Extracted records
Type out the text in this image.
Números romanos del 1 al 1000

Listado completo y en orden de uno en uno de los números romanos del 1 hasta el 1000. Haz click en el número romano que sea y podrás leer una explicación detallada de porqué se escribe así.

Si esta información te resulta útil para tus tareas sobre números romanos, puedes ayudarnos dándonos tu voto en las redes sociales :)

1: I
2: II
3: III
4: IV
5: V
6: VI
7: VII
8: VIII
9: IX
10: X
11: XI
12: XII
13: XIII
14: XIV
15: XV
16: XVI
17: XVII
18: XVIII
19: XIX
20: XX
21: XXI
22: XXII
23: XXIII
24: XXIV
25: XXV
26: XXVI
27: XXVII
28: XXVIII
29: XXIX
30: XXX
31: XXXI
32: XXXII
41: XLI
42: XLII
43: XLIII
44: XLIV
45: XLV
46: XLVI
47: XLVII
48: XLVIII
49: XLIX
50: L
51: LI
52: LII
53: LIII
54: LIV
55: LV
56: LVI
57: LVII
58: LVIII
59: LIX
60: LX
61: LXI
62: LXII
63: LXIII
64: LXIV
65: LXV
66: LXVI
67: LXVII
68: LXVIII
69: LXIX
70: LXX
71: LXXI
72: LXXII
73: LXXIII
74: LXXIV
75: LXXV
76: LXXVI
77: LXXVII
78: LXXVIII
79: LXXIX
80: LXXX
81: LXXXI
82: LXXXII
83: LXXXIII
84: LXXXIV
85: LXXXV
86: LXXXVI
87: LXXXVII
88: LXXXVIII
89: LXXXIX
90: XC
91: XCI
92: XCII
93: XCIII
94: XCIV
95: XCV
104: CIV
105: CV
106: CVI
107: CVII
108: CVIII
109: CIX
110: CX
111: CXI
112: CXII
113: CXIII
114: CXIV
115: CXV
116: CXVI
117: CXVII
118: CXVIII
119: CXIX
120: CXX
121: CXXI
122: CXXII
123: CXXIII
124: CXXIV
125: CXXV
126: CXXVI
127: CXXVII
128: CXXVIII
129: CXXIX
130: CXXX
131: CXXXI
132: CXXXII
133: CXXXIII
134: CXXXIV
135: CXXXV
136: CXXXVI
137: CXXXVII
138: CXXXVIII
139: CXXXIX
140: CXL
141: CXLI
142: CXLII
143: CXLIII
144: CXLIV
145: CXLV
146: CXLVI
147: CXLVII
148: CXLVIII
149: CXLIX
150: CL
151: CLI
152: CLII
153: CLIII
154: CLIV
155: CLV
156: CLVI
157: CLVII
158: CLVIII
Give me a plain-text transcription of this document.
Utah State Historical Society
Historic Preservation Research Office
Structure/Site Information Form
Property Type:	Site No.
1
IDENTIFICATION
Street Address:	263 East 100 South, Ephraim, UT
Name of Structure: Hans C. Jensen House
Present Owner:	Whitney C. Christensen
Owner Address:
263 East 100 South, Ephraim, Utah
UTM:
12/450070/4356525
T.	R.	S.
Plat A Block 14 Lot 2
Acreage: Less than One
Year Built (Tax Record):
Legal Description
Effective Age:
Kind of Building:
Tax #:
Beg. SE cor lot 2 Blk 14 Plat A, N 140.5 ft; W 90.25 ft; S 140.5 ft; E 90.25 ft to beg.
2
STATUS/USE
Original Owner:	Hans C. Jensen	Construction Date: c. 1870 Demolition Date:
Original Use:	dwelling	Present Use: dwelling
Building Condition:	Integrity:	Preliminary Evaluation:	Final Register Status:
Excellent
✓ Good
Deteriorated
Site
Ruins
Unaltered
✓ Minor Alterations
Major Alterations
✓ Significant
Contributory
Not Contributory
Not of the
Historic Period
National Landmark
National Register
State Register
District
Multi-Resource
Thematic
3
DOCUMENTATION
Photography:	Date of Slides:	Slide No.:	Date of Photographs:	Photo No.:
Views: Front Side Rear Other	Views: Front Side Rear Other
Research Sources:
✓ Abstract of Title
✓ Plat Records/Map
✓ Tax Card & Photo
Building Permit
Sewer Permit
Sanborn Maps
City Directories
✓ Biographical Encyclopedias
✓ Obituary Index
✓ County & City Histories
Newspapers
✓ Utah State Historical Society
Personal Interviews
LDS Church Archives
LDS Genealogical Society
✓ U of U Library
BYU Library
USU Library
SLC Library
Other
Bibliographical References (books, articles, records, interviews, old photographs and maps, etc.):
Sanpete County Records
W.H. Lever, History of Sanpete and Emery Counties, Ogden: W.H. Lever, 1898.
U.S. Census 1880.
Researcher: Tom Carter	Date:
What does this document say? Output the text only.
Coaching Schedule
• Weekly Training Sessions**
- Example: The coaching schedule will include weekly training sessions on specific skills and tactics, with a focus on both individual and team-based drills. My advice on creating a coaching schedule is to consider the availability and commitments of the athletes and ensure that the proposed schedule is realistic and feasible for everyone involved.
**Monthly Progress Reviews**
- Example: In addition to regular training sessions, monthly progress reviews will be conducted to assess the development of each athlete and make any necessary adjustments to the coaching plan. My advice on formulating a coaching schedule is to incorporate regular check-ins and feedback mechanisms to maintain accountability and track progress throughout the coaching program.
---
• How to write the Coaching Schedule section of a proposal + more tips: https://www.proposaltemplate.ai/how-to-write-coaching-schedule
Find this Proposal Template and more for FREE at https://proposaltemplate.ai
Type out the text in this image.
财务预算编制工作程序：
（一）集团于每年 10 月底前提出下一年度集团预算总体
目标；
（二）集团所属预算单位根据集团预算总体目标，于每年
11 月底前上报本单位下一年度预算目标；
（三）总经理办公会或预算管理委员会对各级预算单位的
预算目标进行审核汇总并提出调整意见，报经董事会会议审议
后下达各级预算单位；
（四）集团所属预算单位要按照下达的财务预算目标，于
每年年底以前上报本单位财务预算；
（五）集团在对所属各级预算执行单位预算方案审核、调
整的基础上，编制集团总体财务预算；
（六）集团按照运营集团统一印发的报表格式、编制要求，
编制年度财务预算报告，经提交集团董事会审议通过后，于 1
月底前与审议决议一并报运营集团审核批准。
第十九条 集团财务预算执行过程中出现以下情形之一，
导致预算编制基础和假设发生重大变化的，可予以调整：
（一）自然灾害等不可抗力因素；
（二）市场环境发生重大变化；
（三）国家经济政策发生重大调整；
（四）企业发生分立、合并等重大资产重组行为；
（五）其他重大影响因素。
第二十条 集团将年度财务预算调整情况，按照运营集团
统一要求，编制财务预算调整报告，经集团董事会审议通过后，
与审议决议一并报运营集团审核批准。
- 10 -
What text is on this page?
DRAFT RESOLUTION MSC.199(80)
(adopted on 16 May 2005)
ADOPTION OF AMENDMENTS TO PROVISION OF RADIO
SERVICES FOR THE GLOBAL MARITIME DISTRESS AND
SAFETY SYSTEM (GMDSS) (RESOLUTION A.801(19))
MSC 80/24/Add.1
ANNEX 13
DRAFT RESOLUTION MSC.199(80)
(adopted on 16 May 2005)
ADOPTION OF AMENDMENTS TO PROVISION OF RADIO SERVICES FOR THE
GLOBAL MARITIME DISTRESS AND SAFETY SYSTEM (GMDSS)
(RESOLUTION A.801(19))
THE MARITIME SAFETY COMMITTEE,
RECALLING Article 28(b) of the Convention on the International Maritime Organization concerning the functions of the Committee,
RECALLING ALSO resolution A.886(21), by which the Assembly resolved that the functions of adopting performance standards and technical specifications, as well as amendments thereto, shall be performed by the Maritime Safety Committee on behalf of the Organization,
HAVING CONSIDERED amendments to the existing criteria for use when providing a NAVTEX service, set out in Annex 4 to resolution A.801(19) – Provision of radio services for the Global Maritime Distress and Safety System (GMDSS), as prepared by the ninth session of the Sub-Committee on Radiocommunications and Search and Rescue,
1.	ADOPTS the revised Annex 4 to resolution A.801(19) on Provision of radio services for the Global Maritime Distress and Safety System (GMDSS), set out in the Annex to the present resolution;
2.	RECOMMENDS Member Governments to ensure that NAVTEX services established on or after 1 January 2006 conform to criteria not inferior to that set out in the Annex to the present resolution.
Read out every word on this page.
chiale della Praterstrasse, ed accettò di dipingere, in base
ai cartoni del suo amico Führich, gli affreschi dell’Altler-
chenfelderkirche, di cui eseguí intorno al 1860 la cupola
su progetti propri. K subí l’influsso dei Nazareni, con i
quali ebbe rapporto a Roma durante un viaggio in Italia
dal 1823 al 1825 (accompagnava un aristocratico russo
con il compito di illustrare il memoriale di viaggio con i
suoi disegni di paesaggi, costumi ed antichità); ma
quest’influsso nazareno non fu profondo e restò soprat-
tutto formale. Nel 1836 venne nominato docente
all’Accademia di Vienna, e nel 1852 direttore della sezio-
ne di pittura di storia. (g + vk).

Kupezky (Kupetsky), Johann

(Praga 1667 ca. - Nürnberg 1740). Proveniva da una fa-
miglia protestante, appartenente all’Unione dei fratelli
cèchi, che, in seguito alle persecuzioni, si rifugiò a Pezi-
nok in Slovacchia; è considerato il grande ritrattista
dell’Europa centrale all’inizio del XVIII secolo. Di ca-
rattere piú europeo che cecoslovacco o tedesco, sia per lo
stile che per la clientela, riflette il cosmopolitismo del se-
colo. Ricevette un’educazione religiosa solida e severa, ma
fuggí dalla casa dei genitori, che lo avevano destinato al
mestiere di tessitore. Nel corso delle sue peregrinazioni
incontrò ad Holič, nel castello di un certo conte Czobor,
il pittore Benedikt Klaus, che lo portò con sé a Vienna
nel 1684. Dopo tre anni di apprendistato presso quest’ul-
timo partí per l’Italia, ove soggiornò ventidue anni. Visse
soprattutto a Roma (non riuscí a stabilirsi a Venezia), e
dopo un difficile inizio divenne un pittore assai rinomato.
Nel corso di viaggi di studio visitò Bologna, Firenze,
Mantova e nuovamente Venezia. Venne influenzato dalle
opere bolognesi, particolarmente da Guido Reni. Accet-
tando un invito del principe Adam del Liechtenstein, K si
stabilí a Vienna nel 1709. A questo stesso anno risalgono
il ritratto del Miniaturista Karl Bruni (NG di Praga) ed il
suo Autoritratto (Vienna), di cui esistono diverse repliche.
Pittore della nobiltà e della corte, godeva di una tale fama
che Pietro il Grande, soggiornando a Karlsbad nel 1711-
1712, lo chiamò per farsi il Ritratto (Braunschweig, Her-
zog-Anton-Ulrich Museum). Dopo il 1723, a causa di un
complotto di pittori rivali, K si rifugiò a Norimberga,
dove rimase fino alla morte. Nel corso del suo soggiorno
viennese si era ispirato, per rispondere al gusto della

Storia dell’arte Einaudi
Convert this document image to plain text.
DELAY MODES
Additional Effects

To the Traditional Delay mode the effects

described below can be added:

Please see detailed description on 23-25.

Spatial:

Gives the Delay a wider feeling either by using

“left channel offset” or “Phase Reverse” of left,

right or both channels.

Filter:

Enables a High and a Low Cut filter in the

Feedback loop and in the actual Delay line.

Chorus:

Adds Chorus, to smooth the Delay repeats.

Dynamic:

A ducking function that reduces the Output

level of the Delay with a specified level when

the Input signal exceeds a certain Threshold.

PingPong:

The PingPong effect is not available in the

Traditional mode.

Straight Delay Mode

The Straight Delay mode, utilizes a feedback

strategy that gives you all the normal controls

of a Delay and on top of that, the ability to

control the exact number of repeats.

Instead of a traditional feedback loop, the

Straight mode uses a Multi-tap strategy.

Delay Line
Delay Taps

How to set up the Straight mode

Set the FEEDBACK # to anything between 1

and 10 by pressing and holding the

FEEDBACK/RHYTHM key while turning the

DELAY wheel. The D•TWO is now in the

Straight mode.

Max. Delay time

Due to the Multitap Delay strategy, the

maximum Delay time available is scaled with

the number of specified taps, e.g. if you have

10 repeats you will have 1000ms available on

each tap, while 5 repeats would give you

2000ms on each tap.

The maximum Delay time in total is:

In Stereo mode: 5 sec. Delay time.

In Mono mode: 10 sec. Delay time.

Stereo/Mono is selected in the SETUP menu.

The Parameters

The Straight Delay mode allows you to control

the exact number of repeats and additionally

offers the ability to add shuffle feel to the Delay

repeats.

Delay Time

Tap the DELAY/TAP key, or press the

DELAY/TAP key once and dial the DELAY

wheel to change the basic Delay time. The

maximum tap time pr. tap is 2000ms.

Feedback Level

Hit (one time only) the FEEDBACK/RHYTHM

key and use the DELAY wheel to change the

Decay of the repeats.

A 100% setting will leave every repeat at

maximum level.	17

• **Your objective**: Out of the material above, select every line that holds the string "only".

• **Result for this exercise**:
What does this document say? Output the text only.
Hit (one time only) the FEEDBACK/RHYTHM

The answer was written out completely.